DIRECTIONS: Filter these entries, keeping only lines that hold the word "document".

= = = = =

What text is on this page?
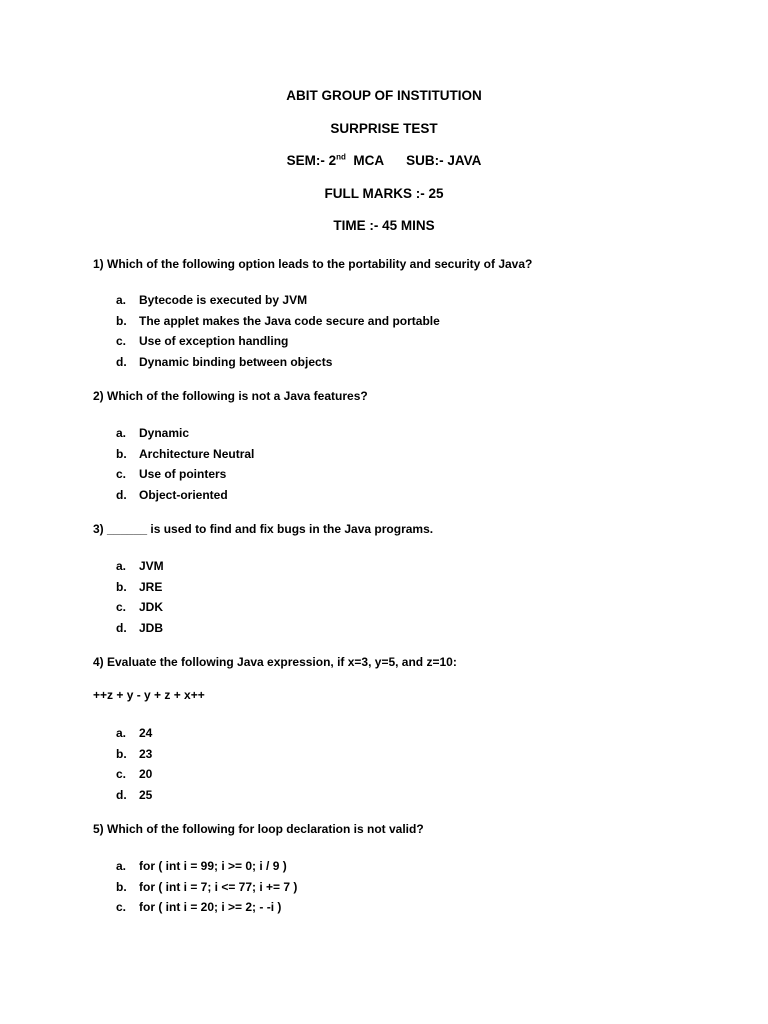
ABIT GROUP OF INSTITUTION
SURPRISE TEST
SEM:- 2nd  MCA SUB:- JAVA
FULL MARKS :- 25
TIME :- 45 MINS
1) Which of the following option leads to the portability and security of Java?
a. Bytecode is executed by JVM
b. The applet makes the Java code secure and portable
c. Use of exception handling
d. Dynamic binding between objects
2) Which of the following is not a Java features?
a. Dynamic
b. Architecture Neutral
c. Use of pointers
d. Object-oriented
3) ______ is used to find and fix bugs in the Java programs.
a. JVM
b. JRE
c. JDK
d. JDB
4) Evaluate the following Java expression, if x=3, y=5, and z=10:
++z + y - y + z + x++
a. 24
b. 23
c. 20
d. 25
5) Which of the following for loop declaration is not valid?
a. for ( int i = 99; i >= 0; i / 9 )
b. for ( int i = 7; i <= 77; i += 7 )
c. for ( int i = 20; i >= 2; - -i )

= = = = =

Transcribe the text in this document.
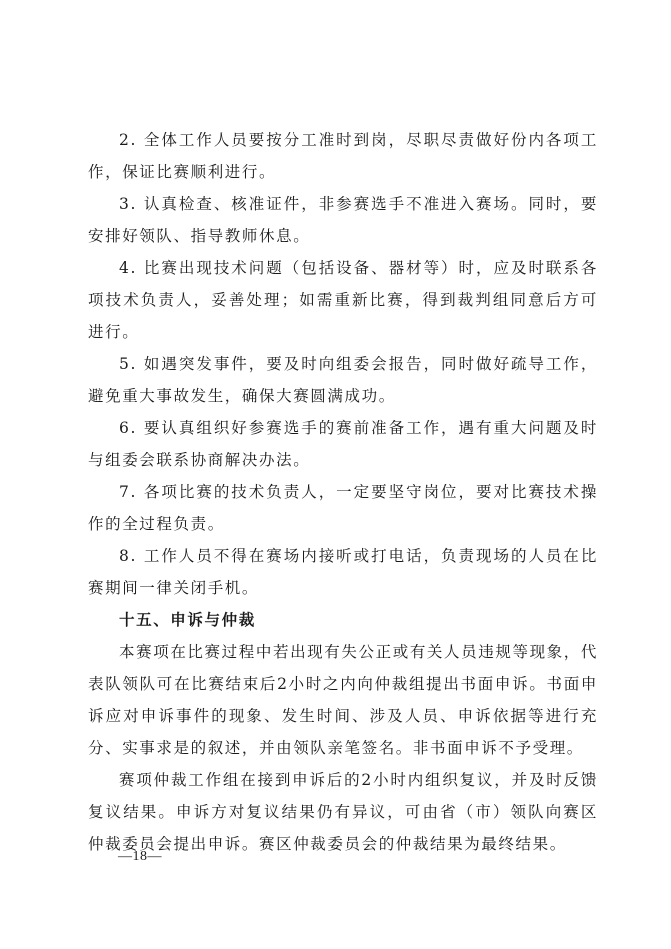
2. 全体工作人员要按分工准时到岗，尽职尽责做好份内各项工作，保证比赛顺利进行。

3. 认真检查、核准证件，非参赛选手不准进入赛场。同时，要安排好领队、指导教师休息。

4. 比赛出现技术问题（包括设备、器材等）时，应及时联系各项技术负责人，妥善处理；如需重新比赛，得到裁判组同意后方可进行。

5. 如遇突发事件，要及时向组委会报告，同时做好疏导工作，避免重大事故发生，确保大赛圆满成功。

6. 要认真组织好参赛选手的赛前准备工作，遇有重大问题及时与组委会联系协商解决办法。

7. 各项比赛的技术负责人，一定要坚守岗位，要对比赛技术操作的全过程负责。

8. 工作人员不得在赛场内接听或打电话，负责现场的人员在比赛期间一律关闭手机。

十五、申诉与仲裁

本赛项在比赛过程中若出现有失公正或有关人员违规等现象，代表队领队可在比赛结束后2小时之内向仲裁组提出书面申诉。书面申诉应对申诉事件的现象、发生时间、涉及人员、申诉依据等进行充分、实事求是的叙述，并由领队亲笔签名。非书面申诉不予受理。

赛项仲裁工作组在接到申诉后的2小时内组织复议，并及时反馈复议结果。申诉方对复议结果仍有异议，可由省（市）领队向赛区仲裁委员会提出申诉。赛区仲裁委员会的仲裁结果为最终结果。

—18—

= = = = =

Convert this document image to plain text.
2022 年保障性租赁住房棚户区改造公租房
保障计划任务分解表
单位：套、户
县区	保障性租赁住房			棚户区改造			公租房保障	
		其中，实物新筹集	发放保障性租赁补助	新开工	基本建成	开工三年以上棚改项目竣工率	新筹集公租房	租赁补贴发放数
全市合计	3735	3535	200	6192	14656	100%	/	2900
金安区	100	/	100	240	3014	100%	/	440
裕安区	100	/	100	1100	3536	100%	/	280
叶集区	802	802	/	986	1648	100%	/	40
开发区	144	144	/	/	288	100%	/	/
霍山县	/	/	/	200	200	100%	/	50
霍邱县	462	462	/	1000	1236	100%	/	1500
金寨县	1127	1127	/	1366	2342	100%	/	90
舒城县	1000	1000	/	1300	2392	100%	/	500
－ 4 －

= = = = =

RESPONSE:
Transcribe the text in this document.
Convert this document image to plain text.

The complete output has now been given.